What you have to do
Work through the data below line by line and say how many lines hold "change"; give only the number.

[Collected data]
........

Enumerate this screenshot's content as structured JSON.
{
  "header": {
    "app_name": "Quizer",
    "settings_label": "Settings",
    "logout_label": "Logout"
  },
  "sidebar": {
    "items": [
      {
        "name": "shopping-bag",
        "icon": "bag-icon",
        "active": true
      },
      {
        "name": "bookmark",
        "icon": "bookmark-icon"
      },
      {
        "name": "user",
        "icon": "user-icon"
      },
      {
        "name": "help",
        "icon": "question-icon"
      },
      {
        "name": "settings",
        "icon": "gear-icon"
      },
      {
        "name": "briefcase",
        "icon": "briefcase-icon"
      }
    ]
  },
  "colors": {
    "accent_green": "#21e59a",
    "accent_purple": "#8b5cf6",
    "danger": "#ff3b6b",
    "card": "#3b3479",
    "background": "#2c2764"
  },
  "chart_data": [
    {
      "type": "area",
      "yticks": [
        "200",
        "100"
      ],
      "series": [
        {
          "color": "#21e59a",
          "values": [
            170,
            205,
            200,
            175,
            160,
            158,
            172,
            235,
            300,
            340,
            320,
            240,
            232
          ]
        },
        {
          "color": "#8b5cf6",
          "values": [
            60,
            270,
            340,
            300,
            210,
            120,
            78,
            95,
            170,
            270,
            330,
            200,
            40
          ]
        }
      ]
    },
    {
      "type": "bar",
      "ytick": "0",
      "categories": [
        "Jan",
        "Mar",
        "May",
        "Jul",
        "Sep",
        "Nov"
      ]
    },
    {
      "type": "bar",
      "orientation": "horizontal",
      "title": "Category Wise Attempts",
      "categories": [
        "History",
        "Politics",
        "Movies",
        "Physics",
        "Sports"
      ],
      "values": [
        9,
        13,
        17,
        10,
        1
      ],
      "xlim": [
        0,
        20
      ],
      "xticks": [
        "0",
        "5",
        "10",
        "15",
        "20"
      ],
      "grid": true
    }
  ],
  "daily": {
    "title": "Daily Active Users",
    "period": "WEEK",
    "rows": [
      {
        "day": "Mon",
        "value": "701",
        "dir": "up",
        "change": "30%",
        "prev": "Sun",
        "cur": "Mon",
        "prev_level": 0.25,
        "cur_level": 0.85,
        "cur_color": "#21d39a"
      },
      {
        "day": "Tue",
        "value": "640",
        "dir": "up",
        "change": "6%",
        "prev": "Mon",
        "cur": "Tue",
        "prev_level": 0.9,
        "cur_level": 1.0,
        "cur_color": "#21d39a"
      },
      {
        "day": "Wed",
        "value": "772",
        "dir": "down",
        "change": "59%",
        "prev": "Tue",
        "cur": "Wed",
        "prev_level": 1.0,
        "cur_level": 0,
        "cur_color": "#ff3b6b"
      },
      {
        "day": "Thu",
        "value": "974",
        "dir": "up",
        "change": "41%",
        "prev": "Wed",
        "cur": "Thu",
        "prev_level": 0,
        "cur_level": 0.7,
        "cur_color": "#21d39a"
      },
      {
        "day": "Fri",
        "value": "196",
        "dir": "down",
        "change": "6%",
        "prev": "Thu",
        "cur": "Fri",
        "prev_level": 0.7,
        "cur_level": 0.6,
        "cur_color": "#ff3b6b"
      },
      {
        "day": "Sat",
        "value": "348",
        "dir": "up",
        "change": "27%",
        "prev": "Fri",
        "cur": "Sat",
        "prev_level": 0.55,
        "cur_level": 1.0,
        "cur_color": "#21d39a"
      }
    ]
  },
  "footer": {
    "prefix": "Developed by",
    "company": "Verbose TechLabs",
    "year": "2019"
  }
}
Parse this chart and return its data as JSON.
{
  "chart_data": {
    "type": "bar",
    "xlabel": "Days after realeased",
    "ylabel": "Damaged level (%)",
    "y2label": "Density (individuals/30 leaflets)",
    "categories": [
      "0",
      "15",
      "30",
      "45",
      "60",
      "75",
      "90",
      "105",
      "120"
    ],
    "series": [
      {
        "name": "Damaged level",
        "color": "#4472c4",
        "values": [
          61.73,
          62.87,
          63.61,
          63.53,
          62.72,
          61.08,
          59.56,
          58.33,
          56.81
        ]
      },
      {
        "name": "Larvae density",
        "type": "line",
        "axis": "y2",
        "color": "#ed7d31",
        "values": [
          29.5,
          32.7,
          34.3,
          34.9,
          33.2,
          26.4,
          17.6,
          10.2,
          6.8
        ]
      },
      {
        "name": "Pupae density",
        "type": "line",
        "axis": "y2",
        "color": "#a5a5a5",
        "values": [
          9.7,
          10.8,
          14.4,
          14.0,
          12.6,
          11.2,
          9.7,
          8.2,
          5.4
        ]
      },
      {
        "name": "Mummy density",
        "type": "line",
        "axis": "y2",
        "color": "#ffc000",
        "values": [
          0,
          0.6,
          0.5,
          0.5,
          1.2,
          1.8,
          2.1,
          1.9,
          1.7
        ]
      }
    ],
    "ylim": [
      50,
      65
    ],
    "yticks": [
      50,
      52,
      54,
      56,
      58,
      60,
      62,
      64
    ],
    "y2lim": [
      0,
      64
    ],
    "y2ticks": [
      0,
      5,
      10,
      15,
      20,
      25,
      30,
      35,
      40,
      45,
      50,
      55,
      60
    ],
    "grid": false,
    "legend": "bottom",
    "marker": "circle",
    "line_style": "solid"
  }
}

........

Completed task
6